SOURCE MATERIAL START
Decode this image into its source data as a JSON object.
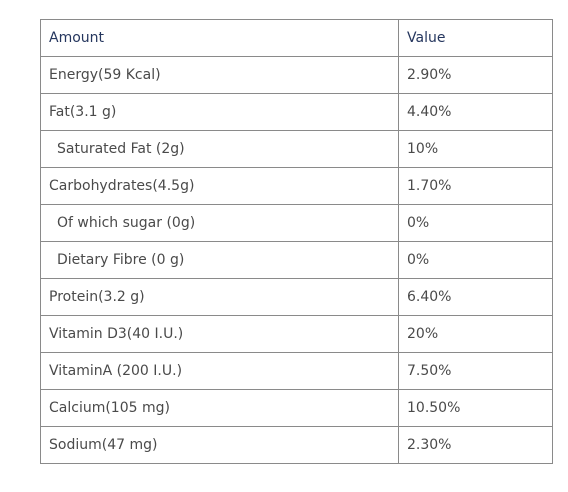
{
  "table": {
    "headers": {
      "amount": "Amount",
      "value": "Value"
    },
    "rows": [
      {
        "amount": "Energy(59 Kcal)",
        "value": "2.90%"
      },
      {
        "amount": "Fat(3.1 g)",
        "value": "4.40%"
      },
      {
        "amount": "Saturated Fat (2g)",
        "value": "10%"
      },
      {
        "amount": "Carbohydrates(4.5g)",
        "value": "1.70%"
      },
      {
        "amount": "Of which sugar (0g)",
        "value": "0%"
      },
      {
        "amount": "Dietary Fibre (0 g)",
        "value": "0%"
      },
      {
        "amount": "Protein(3.2 g)",
        "value": "6.40%"
      },
      {
        "amount": "Vitamin D3(40 I.U.)",
        "value": "20%"
      },
      {
        "amount": "VitaminA (200 I.U.)",
        "value": "7.50%"
      },
      {
        "amount": "Calcium(105 mg)",
        "value": "10.50%"
      },
      {
        "amount": "Sodium(47 mg)",
        "value": "2.30%"
      }
    ]
  },
  "colors": {
    "header_text": "#25365e",
    "cell_text": "#4a4a4a",
    "border": "#8a8a8a"
  }
}
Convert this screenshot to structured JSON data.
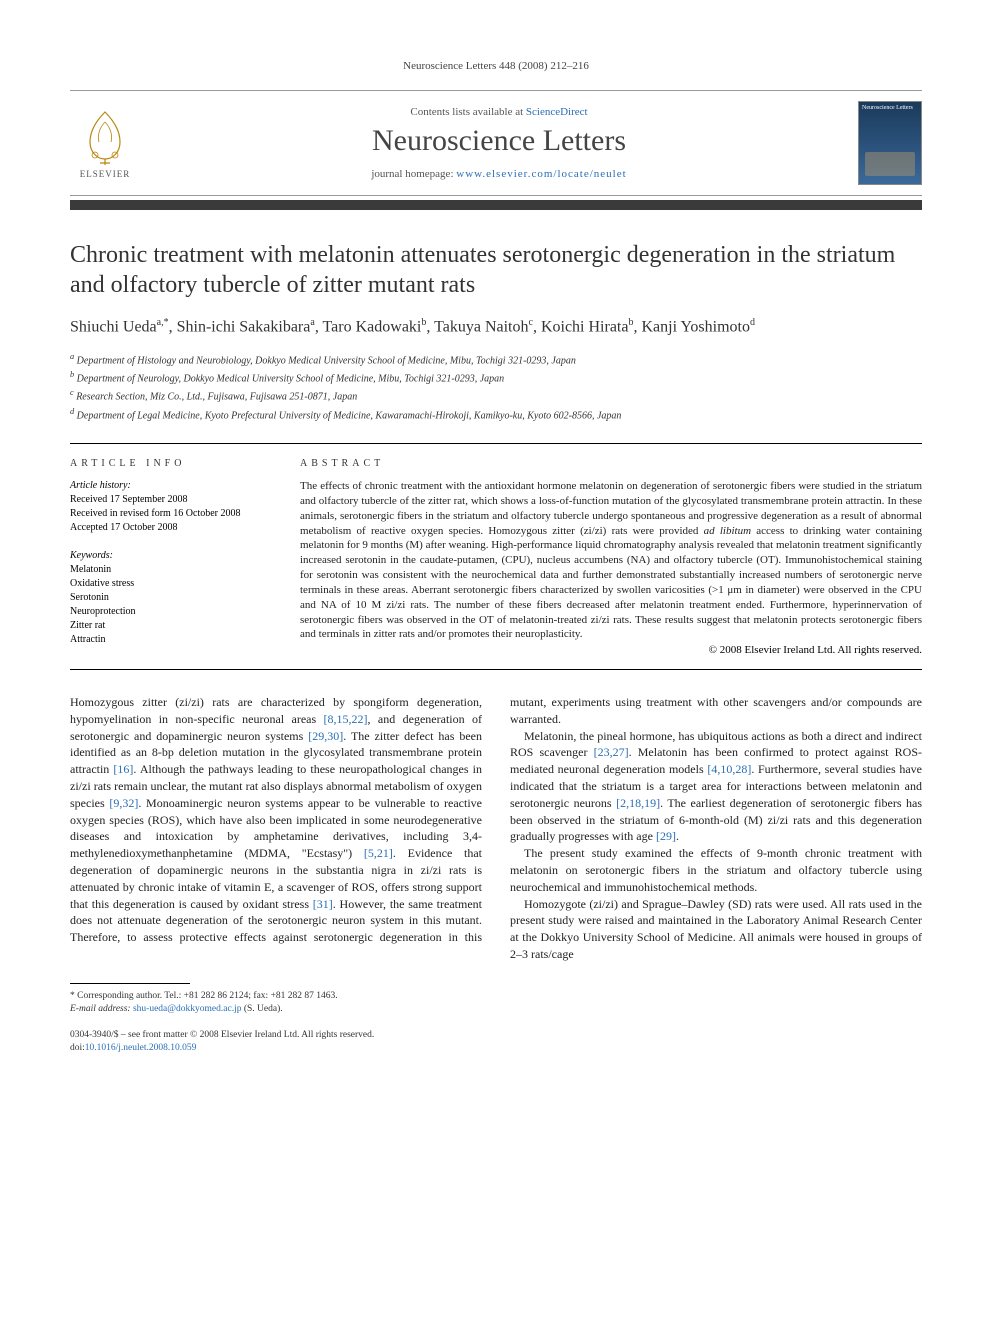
SOURCE MATERIAL END
**INSTRUCTIONS TO FOLLOW:** The listing above, line by line: print it exactly, but not its pictures.

**EXERCISE RESPONSE:**
Decode this image into its source data as a JSON object.
{
  "table": {
    "headers": {
      "amount": "Amount",
      "value": "Value"
    },
    "rows": [
      {
        "amount": "Energy(59 Kcal)",
        "value": "2.90%"
      },
      {
        "amount": "Fat(3.1 g)",
        "value": "4.40%"
      },
      {
        "amount": "Saturated Fat (2g)",
        "value": "10%"
      },
      {
        "amount": "Carbohydrates(4.5g)",
        "value": "1.70%"
      },
      {
        "amount": "Of which sugar (0g)",
        "value": "0%"
      },
      {
        "amount": "Dietary Fibre (0 g)",
        "value": "0%"
      },
      {
        "amount": "Protein(3.2 g)",
        "value": "6.40%"
      },
      {
        "amount": "Vitamin D3(40 I.U.)",
        "value": "20%"
      },
      {
        "amount": "VitaminA (200 I.U.)",
        "value": "7.50%"
      },
      {
        "amount": "Calcium(105 mg)",
        "value": "10.50%"
      },
      {
        "amount": "Sodium(47 mg)",
        "value": "2.30%"
      }
    ]
  },
  "colors": {
    "header_text": "#25365e",
    "cell_text": "#4a4a4a",
    "border": "#8a8a8a"
  }
}
Convert this screenshot to structured JSON data.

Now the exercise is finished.